__Instructions to follow__.
Reproduce every record exactly as it appears, but not the pictures.
==================================================
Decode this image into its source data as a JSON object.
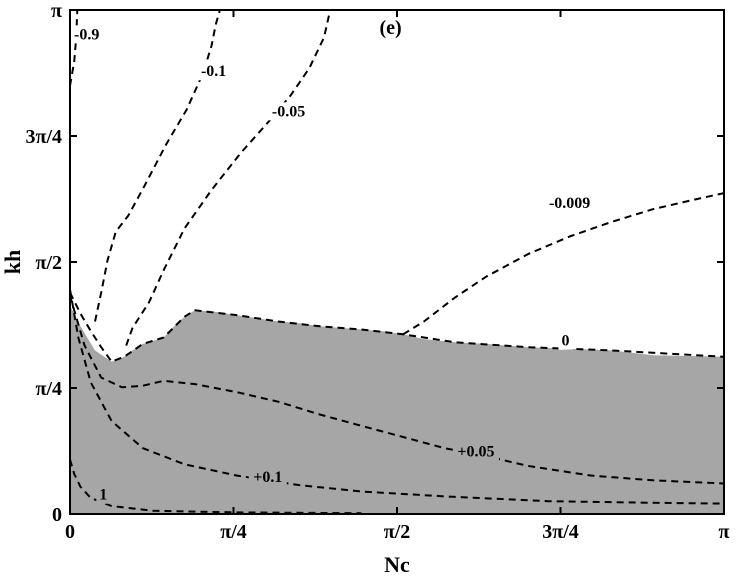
{
  "chart_data": {
    "type": "contour",
    "panel_label": "(e)",
    "xlabel": "Nc",
    "ylabel": "kh",
    "xlim": [
      0,
      3.14159
    ],
    "ylim": [
      0,
      3.14159
    ],
    "x_ticks": [
      {
        "value": 0,
        "label": "0"
      },
      {
        "value": 0.7854,
        "label": "π/4"
      },
      {
        "value": 1.5708,
        "label": "π/2"
      },
      {
        "value": 2.3562,
        "label": "3π/4"
      },
      {
        "value": 3.14159,
        "label": "π"
      }
    ],
    "y_ticks": [
      {
        "value": 0,
        "label": "0"
      },
      {
        "value": 0.7854,
        "label": "π/4"
      },
      {
        "value": 1.5708,
        "label": "π/2"
      },
      {
        "value": 2.3562,
        "label": "3π/4"
      },
      {
        "value": 3.14159,
        "label": "π"
      }
    ],
    "colors": {
      "region_fill": "#a6a6a6",
      "contour": "#000000",
      "background": "#ffffff"
    },
    "region": {
      "boundary": [
        [
          0.0,
          1.3
        ],
        [
          0.05,
          1.17
        ],
        [
          0.12,
          1.02
        ],
        [
          0.2,
          0.95
        ],
        [
          0.26,
          0.98
        ],
        [
          0.3,
          1.02
        ],
        [
          0.35,
          1.06
        ],
        [
          0.4,
          1.08
        ],
        [
          0.45,
          1.1
        ],
        [
          0.5,
          1.17
        ],
        [
          0.55,
          1.23
        ],
        [
          0.6,
          1.27
        ],
        [
          0.7,
          1.26
        ],
        [
          0.8,
          1.24
        ],
        [
          0.9,
          1.22
        ],
        [
          1.0,
          1.2
        ],
        [
          1.1,
          1.19
        ],
        [
          1.2,
          1.17
        ],
        [
          1.3,
          1.16
        ],
        [
          1.4,
          1.15
        ],
        [
          1.5,
          1.14
        ],
        [
          1.6,
          1.12
        ],
        [
          1.7,
          1.09
        ],
        [
          1.85,
          1.07
        ],
        [
          2.0,
          1.06
        ],
        [
          2.2,
          1.04
        ],
        [
          2.4,
          1.03
        ],
        [
          2.6,
          1.02
        ],
        [
          2.8,
          0.99
        ],
        [
          3.14159,
          0.98
        ]
      ]
    },
    "contours": [
      {
        "label": "-0.9",
        "label_at": [
          0.08,
          2.99
        ],
        "points": [
          [
            0.0,
            2.67
          ],
          [
            0.02,
            2.82
          ],
          [
            0.03,
            2.97
          ],
          [
            0.035,
            3.14159
          ]
        ]
      },
      {
        "label": "-0.1",
        "label_at": [
          0.69,
          2.76
        ],
        "points": [
          [
            0.12,
            1.2
          ],
          [
            0.15,
            1.38
          ],
          [
            0.18,
            1.58
          ],
          [
            0.22,
            1.76
          ],
          [
            0.28,
            1.86
          ],
          [
            0.36,
            2.05
          ],
          [
            0.46,
            2.3
          ],
          [
            0.56,
            2.52
          ],
          [
            0.64,
            2.75
          ],
          [
            0.68,
            2.92
          ],
          [
            0.7,
            3.05
          ],
          [
            0.72,
            3.14159
          ]
        ]
      },
      {
        "label": "-0.05",
        "label_at": [
          1.05,
          2.51
        ],
        "points": [
          [
            0.27,
            1.05
          ],
          [
            0.3,
            1.16
          ],
          [
            0.38,
            1.32
          ],
          [
            0.45,
            1.52
          ],
          [
            0.55,
            1.78
          ],
          [
            0.68,
            2.02
          ],
          [
            0.82,
            2.25
          ],
          [
            0.95,
            2.44
          ],
          [
            1.06,
            2.61
          ],
          [
            1.15,
            2.78
          ],
          [
            1.22,
            2.97
          ],
          [
            1.25,
            3.14159
          ]
        ]
      },
      {
        "label": "-0.009",
        "label_at": [
          2.4,
          1.94
        ],
        "points": [
          [
            1.6,
            1.12
          ],
          [
            1.7,
            1.2
          ],
          [
            1.85,
            1.35
          ],
          [
            2.0,
            1.48
          ],
          [
            2.2,
            1.62
          ],
          [
            2.4,
            1.73
          ],
          [
            2.6,
            1.82
          ],
          [
            2.8,
            1.9
          ],
          [
            3.0,
            1.96
          ],
          [
            3.14159,
            2.0
          ]
        ]
      },
      {
        "label": "0",
        "label_at": [
          2.38,
          1.08
        ],
        "points": [
          [
            0.0,
            1.38
          ],
          [
            0.05,
            1.25
          ],
          [
            0.1,
            1.14
          ],
          [
            0.15,
            1.04
          ],
          [
            0.2,
            0.95
          ],
          [
            0.26,
            0.98
          ],
          [
            0.35,
            1.06
          ],
          [
            0.45,
            1.1
          ],
          [
            0.55,
            1.23
          ],
          [
            0.6,
            1.27
          ],
          [
            0.8,
            1.24
          ],
          [
            1.0,
            1.2
          ],
          [
            1.2,
            1.17
          ],
          [
            1.4,
            1.15
          ],
          [
            1.6,
            1.12
          ],
          [
            1.85,
            1.07
          ],
          [
            2.2,
            1.04
          ],
          [
            2.6,
            1.02
          ],
          [
            3.14159,
            0.98
          ]
        ]
      },
      {
        "label": "+0.05",
        "label_at": [
          1.95,
          0.39
        ],
        "points": [
          [
            0.0,
            1.36
          ],
          [
            0.07,
            1.05
          ],
          [
            0.15,
            0.85
          ],
          [
            0.25,
            0.79
          ],
          [
            0.35,
            0.8
          ],
          [
            0.45,
            0.83
          ],
          [
            0.6,
            0.81
          ],
          [
            0.8,
            0.76
          ],
          [
            1.0,
            0.7
          ],
          [
            1.2,
            0.62
          ],
          [
            1.4,
            0.55
          ],
          [
            1.6,
            0.48
          ],
          [
            1.8,
            0.41
          ],
          [
            2.0,
            0.36
          ],
          [
            2.2,
            0.3
          ],
          [
            2.5,
            0.24
          ],
          [
            2.8,
            0.21
          ],
          [
            3.14159,
            0.19
          ]
        ]
      },
      {
        "label": "+0.1",
        "label_at": [
          0.95,
          0.23
        ],
        "points": [
          [
            0.0,
            1.4
          ],
          [
            0.04,
            1.1
          ],
          [
            0.1,
            0.82
          ],
          [
            0.2,
            0.58
          ],
          [
            0.35,
            0.41
          ],
          [
            0.55,
            0.31
          ],
          [
            0.8,
            0.24
          ],
          [
            1.1,
            0.18
          ],
          [
            1.4,
            0.14
          ],
          [
            1.8,
            0.11
          ],
          [
            2.3,
            0.08
          ],
          [
            2.8,
            0.07
          ],
          [
            3.14159,
            0.065
          ]
        ]
      },
      {
        "label": "1",
        "label_at": [
          0.16,
          0.12
        ],
        "points": [
          [
            0.0,
            0.34
          ],
          [
            0.02,
            0.25
          ],
          [
            0.05,
            0.17
          ],
          [
            0.1,
            0.1
          ],
          [
            0.2,
            0.05
          ],
          [
            0.4,
            0.02
          ],
          [
            0.8,
            0.01
          ],
          [
            1.4,
            0.005
          ]
        ]
      }
    ]
  }
}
==================================================
__Written solution__.
Decode this image into its source data as a JSON object.
{
  "chart_data": {
    "type": "contour",
    "panel_label": "(e)",
    "xlabel": "Nc",
    "ylabel": "kh",
    "xlim": [
      0,
      3.14159
    ],
    "ylim": [
      0,
      3.14159
    ],
    "x_ticks": [
      {
        "value": 0,
        "label": "0"
      },
      {
        "value": 0.7854,
        "label": "π/4"
      },
      {
        "value": 1.5708,
        "label": "π/2"
      },
      {
        "value": 2.3562,
        "label": "3π/4"
      },
      {
        "value": 3.14159,
        "label": "π"
      }
    ],
    "y_ticks": [
      {
        "value": 0,
        "label": "0"
      },
      {
        "value": 0.7854,
        "label": "π/4"
      },
      {
        "value": 1.5708,
        "label": "π/2"
      },
      {
        "value": 2.3562,
        "label": "3π/4"
      },
      {
        "value": 3.14159,
        "label": "π"
      }
    ],
    "colors": {
      "region_fill": "#a6a6a6",
      "contour": "#000000",
      "background": "#ffffff"
    },
    "region": {
      "boundary": [
        [
          0.0,
          1.3
        ],
        [
          0.05,
          1.17
        ],
        [
          0.12,
          1.02
        ],
        [
          0.2,
          0.95
        ],
        [
          0.26,
          0.98
        ],
        [
          0.3,
          1.02
        ],
        [
          0.35,
          1.06
        ],
        [
          0.4,
          1.08
        ],
        [
          0.45,
          1.1
        ],
        [
          0.5,
          1.17
        ],
        [
          0.55,
          1.23
        ],
        [
          0.6,
          1.27
        ],
        [
          0.7,
          1.26
        ],
        [
          0.8,
          1.24
        ],
        [
          0.9,
          1.22
        ],
        [
          1.0,
          1.2
        ],
        [
          1.1,
          1.19
        ],
        [
          1.2,
          1.17
        ],
        [
          1.3,
          1.16
        ],
        [
          1.4,
          1.15
        ],
        [
          1.5,
          1.14
        ],
        [
          1.6,
          1.12
        ],
        [
          1.7,
          1.09
        ],
        [
          1.85,
          1.07
        ],
        [
          2.0,
          1.06
        ],
        [
          2.2,
          1.04
        ],
        [
          2.4,
          1.03
        ],
        [
          2.6,
          1.02
        ],
        [
          2.8,
          0.99
        ],
        [
          3.14159,
          0.98
        ]
      ]
    },
    "contours": [
      {
        "label": "-0.9",
        "label_at": [
          0.08,
          2.99
        ],
        "points": [
          [
            0.0,
            2.67
          ],
          [
            0.02,
            2.82
          ],
          [
            0.03,
            2.97
          ],
          [
            0.035,
            3.14159
          ]
        ]
      },
      {
        "label": "-0.1",
        "label_at": [
          0.69,
          2.76
        ],
        "points": [
          [
            0.12,
            1.2
          ],
          [
            0.15,
            1.38
          ],
          [
            0.18,
            1.58
          ],
          [
            0.22,
            1.76
          ],
          [
            0.28,
            1.86
          ],
          [
            0.36,
            2.05
          ],
          [
            0.46,
            2.3
          ],
          [
            0.56,
            2.52
          ],
          [
            0.64,
            2.75
          ],
          [
            0.68,
            2.92
          ],
          [
            0.7,
            3.05
          ],
          [
            0.72,
            3.14159
          ]
        ]
      },
      {
        "label": "-0.05",
        "label_at": [
          1.05,
          2.51
        ],
        "points": [
          [
            0.27,
            1.05
          ],
          [
            0.3,
            1.16
          ],
          [
            0.38,
            1.32
          ],
          [
            0.45,
            1.52
          ],
          [
            0.55,
            1.78
          ],
          [
            0.68,
            2.02
          ],
          [
            0.82,
            2.25
          ],
          [
            0.95,
            2.44
          ],
          [
            1.06,
            2.61
          ],
          [
            1.15,
            2.78
          ],
          [
            1.22,
            2.97
          ],
          [
            1.25,
            3.14159
          ]
        ]
      },
      {
        "label": "-0.009",
        "label_at": [
          2.4,
          1.94
        ],
        "points": [
          [
            1.6,
            1.12
          ],
          [
            1.7,
            1.2
          ],
          [
            1.85,
            1.35
          ],
          [
            2.0,
            1.48
          ],
          [
            2.2,
            1.62
          ],
          [
            2.4,
            1.73
          ],
          [
            2.6,
            1.82
          ],
          [
            2.8,
            1.9
          ],
          [
            3.0,
            1.96
          ],
          [
            3.14159,
            2.0
          ]
        ]
      },
      {
        "label": "0",
        "label_at": [
          2.38,
          1.08
        ],
        "points": [
          [
            0.0,
            1.38
          ],
          [
            0.05,
            1.25
          ],
          [
            0.1,
            1.14
          ],
          [
            0.15,
            1.04
          ],
          [
            0.2,
            0.95
          ],
          [
            0.26,
            0.98
          ],
          [
            0.35,
            1.06
          ],
          [
            0.45,
            1.1
          ],
          [
            0.55,
            1.23
          ],
          [
            0.6,
            1.27
          ],
          [
            0.8,
            1.24
          ],
          [
            1.0,
            1.2
          ],
          [
            1.2,
            1.17
          ],
          [
            1.4,
            1.15
          ],
          [
            1.6,
            1.12
          ],
          [
            1.85,
            1.07
          ],
          [
            2.2,
            1.04
          ],
          [
            2.6,
            1.02
          ],
          [
            3.14159,
            0.98
          ]
        ]
      },
      {
        "label": "+0.05",
        "label_at": [
          1.95,
          0.39
        ],
        "points": [
          [
            0.0,
            1.36
          ],
          [
            0.07,
            1.05
          ],
          [
            0.15,
            0.85
          ],
          [
            0.25,
            0.79
          ],
          [
            0.35,
            0.8
          ],
          [
            0.45,
            0.83
          ],
          [
            0.6,
            0.81
          ],
          [
            0.8,
            0.76
          ],
          [
            1.0,
            0.7
          ],
          [
            1.2,
            0.62
          ],
          [
            1.4,
            0.55
          ],
          [
            1.6,
            0.48
          ],
          [
            1.8,
            0.41
          ],
          [
            2.0,
            0.36
          ],
          [
            2.2,
            0.3
          ],
          [
            2.5,
            0.24
          ],
          [
            2.8,
            0.21
          ],
          [
            3.14159,
            0.19
          ]
        ]
      },
      {
        "label": "+0.1",
        "label_at": [
          0.95,
          0.23
        ],
        "points": [
          [
            0.0,
            1.4
          ],
          [
            0.04,
            1.1
          ],
          [
            0.1,
            0.82
          ],
          [
            0.2,
            0.58
          ],
          [
            0.35,
            0.41
          ],
          [
            0.55,
            0.31
          ],
          [
            0.8,
            0.24
          ],
          [
            1.1,
            0.18
          ],
          [
            1.4,
            0.14
          ],
          [
            1.8,
            0.11
          ],
          [
            2.3,
            0.08
          ],
          [
            2.8,
            0.07
          ],
          [
            3.14159,
            0.065
          ]
        ]
      },
      {
        "label": "1",
        "label_at": [
          0.16,
          0.12
        ],
        "points": [
          [
            0.0,
            0.34
          ],
          [
            0.02,
            0.25
          ],
          [
            0.05,
            0.17
          ],
          [
            0.1,
            0.1
          ],
          [
            0.2,
            0.05
          ],
          [
            0.4,
            0.02
          ],
          [
            0.8,
            0.01
          ],
          [
            1.4,
            0.005
          ]
        ]
      }
    ]
  }
}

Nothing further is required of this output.